• THE REQUEST:
Copy each line below without leaving any out.

— Begin DATA TO USE —

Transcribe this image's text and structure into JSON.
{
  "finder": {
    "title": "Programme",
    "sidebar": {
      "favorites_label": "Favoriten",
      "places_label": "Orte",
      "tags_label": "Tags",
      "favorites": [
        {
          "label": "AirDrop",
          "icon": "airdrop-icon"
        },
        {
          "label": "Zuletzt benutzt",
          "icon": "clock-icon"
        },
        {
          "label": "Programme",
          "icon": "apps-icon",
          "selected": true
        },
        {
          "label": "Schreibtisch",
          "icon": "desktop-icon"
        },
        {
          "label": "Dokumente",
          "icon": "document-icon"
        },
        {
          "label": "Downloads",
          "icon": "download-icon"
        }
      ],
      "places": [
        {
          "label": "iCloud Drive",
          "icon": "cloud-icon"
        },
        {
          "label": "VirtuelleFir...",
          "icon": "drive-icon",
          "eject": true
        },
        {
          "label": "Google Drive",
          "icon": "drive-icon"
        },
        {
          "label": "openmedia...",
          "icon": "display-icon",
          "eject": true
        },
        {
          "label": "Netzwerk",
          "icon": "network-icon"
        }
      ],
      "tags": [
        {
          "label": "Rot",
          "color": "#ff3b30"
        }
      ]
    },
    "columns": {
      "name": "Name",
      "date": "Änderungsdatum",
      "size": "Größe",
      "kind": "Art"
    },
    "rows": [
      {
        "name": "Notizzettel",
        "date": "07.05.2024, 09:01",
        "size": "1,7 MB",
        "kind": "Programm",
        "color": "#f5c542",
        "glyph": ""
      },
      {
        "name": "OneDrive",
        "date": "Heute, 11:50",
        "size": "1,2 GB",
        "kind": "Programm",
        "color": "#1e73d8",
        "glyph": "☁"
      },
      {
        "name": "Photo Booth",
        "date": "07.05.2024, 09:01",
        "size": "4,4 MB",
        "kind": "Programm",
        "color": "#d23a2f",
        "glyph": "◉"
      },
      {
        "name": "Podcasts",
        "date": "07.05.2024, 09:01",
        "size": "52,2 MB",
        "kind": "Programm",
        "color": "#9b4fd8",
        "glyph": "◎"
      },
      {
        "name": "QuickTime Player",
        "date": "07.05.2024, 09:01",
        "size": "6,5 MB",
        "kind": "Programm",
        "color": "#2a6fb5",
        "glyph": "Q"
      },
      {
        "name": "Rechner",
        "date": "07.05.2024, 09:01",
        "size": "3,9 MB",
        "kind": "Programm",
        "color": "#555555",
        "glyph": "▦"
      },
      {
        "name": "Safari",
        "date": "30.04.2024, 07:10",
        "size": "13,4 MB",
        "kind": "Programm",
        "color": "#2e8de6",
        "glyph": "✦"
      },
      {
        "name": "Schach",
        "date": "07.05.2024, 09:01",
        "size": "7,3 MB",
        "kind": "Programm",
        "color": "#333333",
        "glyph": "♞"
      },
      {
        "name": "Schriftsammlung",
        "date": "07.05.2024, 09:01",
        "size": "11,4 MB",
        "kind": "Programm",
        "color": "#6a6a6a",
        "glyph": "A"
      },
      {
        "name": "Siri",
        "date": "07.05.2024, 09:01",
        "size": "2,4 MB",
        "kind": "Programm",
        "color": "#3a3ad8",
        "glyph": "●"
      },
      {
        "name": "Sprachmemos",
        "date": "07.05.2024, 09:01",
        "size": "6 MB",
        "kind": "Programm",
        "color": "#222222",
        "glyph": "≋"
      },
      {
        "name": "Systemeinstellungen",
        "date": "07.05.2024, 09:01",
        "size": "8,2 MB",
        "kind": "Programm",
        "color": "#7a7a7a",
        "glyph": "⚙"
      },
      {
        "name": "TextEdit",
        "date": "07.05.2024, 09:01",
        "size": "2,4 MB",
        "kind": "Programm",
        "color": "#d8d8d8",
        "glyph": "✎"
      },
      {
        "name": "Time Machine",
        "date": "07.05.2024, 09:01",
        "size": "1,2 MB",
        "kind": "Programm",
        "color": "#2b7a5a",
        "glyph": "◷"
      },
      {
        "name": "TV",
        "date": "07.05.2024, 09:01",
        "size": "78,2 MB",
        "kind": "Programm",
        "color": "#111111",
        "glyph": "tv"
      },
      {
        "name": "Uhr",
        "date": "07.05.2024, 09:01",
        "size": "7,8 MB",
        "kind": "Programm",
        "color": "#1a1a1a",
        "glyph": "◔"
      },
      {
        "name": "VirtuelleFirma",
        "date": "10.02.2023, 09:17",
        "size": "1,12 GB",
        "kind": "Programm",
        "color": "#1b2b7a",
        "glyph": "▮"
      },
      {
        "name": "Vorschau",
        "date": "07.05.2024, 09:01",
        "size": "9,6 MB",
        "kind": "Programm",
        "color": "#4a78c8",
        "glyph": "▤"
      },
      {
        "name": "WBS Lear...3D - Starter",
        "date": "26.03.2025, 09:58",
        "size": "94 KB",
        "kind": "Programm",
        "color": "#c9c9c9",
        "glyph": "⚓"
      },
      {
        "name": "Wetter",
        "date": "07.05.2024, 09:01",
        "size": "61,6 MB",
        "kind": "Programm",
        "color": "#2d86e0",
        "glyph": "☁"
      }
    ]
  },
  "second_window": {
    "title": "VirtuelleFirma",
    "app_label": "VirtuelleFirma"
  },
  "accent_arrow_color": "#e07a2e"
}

— End DATA TO USE —

• RESPONSE BELOW:
Transcribe this image's text and structure into JSON.
{
  "finder": {
    "title": "Programme",
    "sidebar": {
      "favorites_label": "Favoriten",
      "places_label": "Orte",
      "tags_label": "Tags",
      "favorites": [
        {
          "label": "AirDrop",
          "icon": "airdrop-icon"
        },
        {
          "label": "Zuletzt benutzt",
          "icon": "clock-icon"
        },
        {
          "label": "Programme",
          "icon": "apps-icon",
          "selected": true
        },
        {
          "label": "Schreibtisch",
          "icon": "desktop-icon"
        },
        {
          "label": "Dokumente",
          "icon": "document-icon"
        },
        {
          "label": "Downloads",
          "icon": "download-icon"
        }
      ],
      "places": [
        {
          "label": "iCloud Drive",
          "icon": "cloud-icon"
        },
        {
          "label": "VirtuelleFir...",
          "icon": "drive-icon",
          "eject": true
        },
        {
          "label": "Google Drive",
          "icon": "drive-icon"
        },
        {
          "label": "openmedia...",
          "icon": "display-icon",
          "eject": true
        },
        {
          "label": "Netzwerk",
          "icon": "network-icon"
        }
      ],
      "tags": [
        {
          "label": "Rot",
          "color": "#ff3b30"
        }
      ]
    },
    "columns": {
      "name": "Name",
      "date": "Änderungsdatum",
      "size": "Größe",
      "kind": "Art"
    },
    "rows": [
      {
        "name": "Notizzettel",
        "date": "07.05.2024, 09:01",
        "size": "1,7 MB",
        "kind": "Programm",
        "color": "#f5c542",
        "glyph": ""
      },
      {
        "name": "OneDrive",
        "date": "Heute, 11:50",
        "size": "1,2 GB",
        "kind": "Programm",
        "color": "#1e73d8",
        "glyph": "☁"
      },
      {
        "name": "Photo Booth",
        "date": "07.05.2024, 09:01",
        "size": "4,4 MB",
        "kind": "Programm",
        "color": "#d23a2f",
        "glyph": "◉"
      },
      {
        "name": "Podcasts",
        "date": "07.05.2024, 09:01",
        "size": "52,2 MB",
        "kind": "Programm",
        "color": "#9b4fd8",
        "glyph": "◎"
      },
      {
        "name": "QuickTime Player",
        "date": "07.05.2024, 09:01",
        "size": "6,5 MB",
        "kind": "Programm",
        "color": "#2a6fb5",
        "glyph": "Q"
      },
      {
        "name": "Rechner",
        "date": "07.05.2024, 09:01",
        "size": "3,9 MB",
        "kind": "Programm",
        "color": "#555555",
        "glyph": "▦"
      },
      {
        "name": "Safari",
        "date": "30.04.2024, 07:10",
        "size": "13,4 MB",
        "kind": "Programm",
        "color": "#2e8de6",
        "glyph": "✦"
      },
      {
        "name": "Schach",
        "date": "07.05.2024, 09:01",
        "size": "7,3 MB",
        "kind": "Programm",
        "color": "#333333",
        "glyph": "♞"
      },
      {
        "name": "Schriftsammlung",
        "date": "07.05.2024, 09:01",
        "size": "11,4 MB",
        "kind": "Programm",
        "color": "#6a6a6a",
        "glyph": "A"
      },
      {
        "name": "Siri",
        "date": "07.05.2024, 09:01",
        "size": "2,4 MB",
        "kind": "Programm",
        "color": "#3a3ad8",
        "glyph": "●"
      },
      {
        "name": "Sprachmemos",
        "date": "07.05.2024, 09:01",
        "size": "6 MB",
        "kind": "Programm",
        "color": "#222222",
        "glyph": "≋"
      },
      {
        "name": "Systemeinstellungen",
        "date": "07.05.2024, 09:01",
        "size": "8,2 MB",
        "kind": "Programm",
        "color": "#7a7a7a",
        "glyph": "⚙"
      },
      {
        "name": "TextEdit",
        "date": "07.05.2024, 09:01",
        "size": "2,4 MB",
        "kind": "Programm",
        "color": "#d8d8d8",
        "glyph": "✎"
      },
      {
        "name": "Time Machine",
        "date": "07.05.2024, 09:01",
        "size": "1,2 MB",
        "kind": "Programm",
        "color": "#2b7a5a",
        "glyph": "◷"
      },
      {
        "name": "TV",
        "date": "07.05.2024, 09:01",
        "size": "78,2 MB",
        "kind": "Programm",
        "color": "#111111",
        "glyph": "tv"
      },
      {
        "name": "Uhr",
        "date": "07.05.2024, 09:01",
        "size": "7,8 MB",
        "kind": "Programm",
        "color": "#1a1a1a",
        "glyph": "◔"
      },
      {
        "name": "VirtuelleFirma",
        "date": "10.02.2023, 09:17",
        "size": "1,12 GB",
        "kind": "Programm",
        "color": "#1b2b7a",
        "glyph": "▮"
      },
      {
        "name": "Vorschau",
        "date": "07.05.2024, 09:01",
        "size": "9,6 MB",
        "kind": "Programm",
        "color": "#4a78c8",
        "glyph": "▤"
      },
      {
        "name": "WBS Lear...3D - Starter",
        "date": "26.03.2025, 09:58",
        "size": "94 KB",
        "kind": "Programm",
        "color": "#c9c9c9",
        "glyph": "⚓"
      },
      {
        "name": "Wetter",
        "date": "07.05.2024, 09:01",
        "size": "61,6 MB",
        "kind": "Programm",
        "color": "#2d86e0",
        "glyph": "☁"
      }
    ]
  },
  "second_window": {
    "title": "VirtuelleFirma",
    "app_label": "VirtuelleFirma"
  },
  "accent_arrow_color": "#e07a2e"
}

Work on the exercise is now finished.